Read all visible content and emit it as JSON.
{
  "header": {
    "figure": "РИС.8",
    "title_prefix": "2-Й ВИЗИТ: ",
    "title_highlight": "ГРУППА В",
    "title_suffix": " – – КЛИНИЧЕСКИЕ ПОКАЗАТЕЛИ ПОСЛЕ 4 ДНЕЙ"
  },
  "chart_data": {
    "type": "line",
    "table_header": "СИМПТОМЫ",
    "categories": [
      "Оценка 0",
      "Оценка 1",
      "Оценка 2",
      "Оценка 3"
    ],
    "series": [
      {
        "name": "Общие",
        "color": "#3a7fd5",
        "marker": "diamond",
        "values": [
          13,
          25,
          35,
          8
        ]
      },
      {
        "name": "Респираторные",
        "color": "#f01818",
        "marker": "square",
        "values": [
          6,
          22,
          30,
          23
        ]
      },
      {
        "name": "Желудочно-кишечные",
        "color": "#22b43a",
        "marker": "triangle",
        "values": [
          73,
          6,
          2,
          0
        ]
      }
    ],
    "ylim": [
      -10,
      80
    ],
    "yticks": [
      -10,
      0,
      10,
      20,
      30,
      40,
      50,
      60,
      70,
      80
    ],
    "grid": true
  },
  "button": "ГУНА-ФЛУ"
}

→ **Objective**
Transcribe each entry exactly.

→ **Full answer**
Read all visible content and emit it as JSON.
{
  "header": {
    "figure": "РИС.8",
    "title_prefix": "2-Й ВИЗИТ: ",
    "title_highlight": "ГРУППА В",
    "title_suffix": " – – КЛИНИЧЕСКИЕ ПОКАЗАТЕЛИ ПОСЛЕ 4 ДНЕЙ"
  },
  "chart_data": {
    "type": "line",
    "table_header": "СИМПТОМЫ",
    "categories": [
      "Оценка 0",
      "Оценка 1",
      "Оценка 2",
      "Оценка 3"
    ],
    "series": [
      {
        "name": "Общие",
        "color": "#3a7fd5",
        "marker": "diamond",
        "values": [
          13,
          25,
          35,
          8
        ]
      },
      {
        "name": "Респираторные",
        "color": "#f01818",
        "marker": "square",
        "values": [
          6,
          22,
          30,
          23
        ]
      },
      {
        "name": "Желудочно-кишечные",
        "color": "#22b43a",
        "marker": "triangle",
        "values": [
          73,
          6,
          2,
          0
        ]
      }
    ],
    "ylim": [
      -10,
      80
    ],
    "yticks": [
      -10,
      0,
      10,
      20,
      30,
      40,
      50,
      60,
      70,
      80
    ],
    "grid": true
  },
  "button": "ГУНА-ФЛУ"
}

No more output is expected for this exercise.